**ITEMS**

——————

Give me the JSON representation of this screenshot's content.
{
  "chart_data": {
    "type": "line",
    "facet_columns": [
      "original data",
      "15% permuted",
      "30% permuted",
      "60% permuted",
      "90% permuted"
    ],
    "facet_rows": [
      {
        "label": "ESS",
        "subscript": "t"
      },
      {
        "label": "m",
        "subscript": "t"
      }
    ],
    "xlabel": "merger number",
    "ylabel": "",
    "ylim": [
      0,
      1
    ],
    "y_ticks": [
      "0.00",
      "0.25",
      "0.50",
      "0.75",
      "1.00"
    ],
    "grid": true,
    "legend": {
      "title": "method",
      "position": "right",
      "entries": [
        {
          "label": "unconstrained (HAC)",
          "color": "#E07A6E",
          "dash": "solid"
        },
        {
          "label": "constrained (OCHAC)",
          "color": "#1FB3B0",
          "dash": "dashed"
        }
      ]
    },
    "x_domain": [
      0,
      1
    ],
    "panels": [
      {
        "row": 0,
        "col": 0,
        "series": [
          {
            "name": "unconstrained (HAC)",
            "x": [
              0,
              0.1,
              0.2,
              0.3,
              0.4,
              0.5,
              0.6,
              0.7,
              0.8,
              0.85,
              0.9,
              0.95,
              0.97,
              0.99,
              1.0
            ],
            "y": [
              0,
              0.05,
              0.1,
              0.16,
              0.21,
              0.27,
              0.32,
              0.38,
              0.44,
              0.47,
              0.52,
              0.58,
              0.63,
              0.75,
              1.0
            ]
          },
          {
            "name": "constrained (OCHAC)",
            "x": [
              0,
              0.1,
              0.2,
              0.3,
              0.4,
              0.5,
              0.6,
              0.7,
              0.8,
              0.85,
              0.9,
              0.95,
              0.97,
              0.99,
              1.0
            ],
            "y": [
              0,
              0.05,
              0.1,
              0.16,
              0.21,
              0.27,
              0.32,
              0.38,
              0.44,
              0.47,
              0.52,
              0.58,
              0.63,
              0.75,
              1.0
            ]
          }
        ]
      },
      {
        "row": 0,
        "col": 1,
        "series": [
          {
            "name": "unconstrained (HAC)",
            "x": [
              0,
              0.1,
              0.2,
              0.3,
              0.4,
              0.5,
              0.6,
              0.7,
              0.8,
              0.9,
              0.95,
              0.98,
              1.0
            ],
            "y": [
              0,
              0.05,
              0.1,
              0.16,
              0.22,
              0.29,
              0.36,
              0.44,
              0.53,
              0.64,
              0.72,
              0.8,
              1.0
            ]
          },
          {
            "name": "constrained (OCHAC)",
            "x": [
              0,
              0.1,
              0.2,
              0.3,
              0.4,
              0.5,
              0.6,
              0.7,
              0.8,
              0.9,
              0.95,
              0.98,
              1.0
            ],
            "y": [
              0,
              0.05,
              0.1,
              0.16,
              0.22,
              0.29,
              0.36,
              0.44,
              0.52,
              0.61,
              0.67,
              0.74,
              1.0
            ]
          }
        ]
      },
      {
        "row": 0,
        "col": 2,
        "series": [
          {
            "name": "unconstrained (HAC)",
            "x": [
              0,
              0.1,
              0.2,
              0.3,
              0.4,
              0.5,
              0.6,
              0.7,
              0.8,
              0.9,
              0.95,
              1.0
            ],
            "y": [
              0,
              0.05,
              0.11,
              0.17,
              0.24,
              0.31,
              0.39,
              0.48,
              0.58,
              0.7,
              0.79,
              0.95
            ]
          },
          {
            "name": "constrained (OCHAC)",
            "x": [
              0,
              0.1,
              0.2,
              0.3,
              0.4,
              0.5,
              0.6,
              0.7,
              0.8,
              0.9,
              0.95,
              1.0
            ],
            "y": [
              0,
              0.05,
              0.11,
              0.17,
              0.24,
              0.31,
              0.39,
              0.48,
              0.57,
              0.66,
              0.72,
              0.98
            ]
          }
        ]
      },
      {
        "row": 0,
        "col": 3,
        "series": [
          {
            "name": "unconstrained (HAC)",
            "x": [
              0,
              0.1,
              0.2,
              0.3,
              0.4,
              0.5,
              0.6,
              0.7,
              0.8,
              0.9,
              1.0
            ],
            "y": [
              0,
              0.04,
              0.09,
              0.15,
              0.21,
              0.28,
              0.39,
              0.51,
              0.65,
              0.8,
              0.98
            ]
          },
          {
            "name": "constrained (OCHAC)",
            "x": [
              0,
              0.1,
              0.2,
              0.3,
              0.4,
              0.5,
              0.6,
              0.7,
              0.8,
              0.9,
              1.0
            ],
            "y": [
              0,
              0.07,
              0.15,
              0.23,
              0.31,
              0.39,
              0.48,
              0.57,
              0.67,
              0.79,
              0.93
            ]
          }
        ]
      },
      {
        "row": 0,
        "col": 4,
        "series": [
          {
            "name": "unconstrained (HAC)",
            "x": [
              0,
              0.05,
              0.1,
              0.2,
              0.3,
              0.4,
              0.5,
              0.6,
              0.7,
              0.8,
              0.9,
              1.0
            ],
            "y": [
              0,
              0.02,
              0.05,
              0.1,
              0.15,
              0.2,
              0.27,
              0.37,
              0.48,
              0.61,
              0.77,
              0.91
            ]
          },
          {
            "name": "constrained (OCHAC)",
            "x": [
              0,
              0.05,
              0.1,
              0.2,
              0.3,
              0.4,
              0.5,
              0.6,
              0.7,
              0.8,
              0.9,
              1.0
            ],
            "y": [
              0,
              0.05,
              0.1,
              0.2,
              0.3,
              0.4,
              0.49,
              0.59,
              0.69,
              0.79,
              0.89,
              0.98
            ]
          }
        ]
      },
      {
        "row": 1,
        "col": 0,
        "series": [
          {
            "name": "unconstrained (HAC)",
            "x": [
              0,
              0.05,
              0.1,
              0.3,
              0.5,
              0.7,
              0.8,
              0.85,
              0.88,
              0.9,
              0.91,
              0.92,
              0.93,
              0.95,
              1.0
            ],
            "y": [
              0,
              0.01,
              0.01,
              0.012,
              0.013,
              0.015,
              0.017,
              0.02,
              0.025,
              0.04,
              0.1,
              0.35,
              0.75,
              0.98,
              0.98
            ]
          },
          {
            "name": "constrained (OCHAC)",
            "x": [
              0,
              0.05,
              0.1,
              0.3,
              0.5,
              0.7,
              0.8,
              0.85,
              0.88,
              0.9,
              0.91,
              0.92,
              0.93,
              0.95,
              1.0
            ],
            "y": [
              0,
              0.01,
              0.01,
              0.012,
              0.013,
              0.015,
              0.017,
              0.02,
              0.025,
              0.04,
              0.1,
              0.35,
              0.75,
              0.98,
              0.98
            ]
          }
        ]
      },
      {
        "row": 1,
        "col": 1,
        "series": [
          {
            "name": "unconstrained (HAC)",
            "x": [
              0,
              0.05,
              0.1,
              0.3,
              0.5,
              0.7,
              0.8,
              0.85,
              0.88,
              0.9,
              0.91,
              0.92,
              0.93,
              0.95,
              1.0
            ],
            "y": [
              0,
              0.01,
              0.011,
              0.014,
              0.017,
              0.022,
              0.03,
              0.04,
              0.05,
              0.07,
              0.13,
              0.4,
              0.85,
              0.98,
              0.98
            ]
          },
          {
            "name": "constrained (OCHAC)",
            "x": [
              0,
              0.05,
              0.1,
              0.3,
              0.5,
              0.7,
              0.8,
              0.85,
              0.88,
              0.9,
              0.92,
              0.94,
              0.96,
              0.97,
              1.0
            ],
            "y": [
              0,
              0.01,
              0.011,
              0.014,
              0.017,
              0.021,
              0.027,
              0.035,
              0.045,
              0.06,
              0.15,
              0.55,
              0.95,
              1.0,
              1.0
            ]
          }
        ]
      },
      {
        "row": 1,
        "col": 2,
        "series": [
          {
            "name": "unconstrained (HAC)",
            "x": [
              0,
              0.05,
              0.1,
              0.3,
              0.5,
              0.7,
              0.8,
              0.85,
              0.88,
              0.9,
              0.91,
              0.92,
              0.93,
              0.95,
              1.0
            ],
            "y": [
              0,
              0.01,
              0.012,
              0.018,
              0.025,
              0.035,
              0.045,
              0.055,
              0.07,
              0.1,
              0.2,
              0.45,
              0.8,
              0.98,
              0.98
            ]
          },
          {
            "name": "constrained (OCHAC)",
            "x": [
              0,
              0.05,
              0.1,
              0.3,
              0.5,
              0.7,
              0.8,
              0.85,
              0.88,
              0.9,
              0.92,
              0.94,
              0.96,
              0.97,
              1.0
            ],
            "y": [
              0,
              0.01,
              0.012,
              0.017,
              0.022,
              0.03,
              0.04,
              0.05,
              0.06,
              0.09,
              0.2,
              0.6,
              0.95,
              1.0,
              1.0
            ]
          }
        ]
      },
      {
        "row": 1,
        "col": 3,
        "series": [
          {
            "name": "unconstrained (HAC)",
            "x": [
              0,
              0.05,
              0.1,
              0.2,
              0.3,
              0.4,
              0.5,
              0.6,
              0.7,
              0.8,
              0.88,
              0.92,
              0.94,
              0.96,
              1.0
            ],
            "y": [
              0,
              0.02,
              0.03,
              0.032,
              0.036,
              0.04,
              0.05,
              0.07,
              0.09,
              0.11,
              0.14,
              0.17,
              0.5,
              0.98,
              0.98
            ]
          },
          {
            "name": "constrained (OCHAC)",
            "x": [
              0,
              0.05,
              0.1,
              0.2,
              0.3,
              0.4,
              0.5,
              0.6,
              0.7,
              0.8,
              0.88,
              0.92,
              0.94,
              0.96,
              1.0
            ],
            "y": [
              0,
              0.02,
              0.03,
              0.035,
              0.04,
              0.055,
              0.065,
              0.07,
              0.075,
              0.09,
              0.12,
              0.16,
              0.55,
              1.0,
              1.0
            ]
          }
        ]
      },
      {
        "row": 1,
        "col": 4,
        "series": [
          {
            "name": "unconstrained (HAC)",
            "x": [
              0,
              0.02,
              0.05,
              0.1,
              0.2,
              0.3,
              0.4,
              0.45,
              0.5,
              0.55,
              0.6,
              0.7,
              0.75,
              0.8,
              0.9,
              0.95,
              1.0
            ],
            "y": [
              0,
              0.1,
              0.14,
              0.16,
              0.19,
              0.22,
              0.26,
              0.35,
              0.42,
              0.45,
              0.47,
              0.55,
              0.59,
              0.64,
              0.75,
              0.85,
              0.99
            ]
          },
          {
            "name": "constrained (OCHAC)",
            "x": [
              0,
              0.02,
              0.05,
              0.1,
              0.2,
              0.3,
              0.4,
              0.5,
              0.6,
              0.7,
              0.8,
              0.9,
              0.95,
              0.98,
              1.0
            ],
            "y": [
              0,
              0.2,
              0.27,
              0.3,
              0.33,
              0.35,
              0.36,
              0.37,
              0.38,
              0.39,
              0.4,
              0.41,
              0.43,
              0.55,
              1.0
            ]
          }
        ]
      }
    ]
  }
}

——————

**WHAT YOU NEED TO DO**
Lines that hold the word "permuted" are the ones to return, every one of them.

**RESULT**
      "15% permuted",
      "30% permuted",
      "60% permuted",
      "90% permuted"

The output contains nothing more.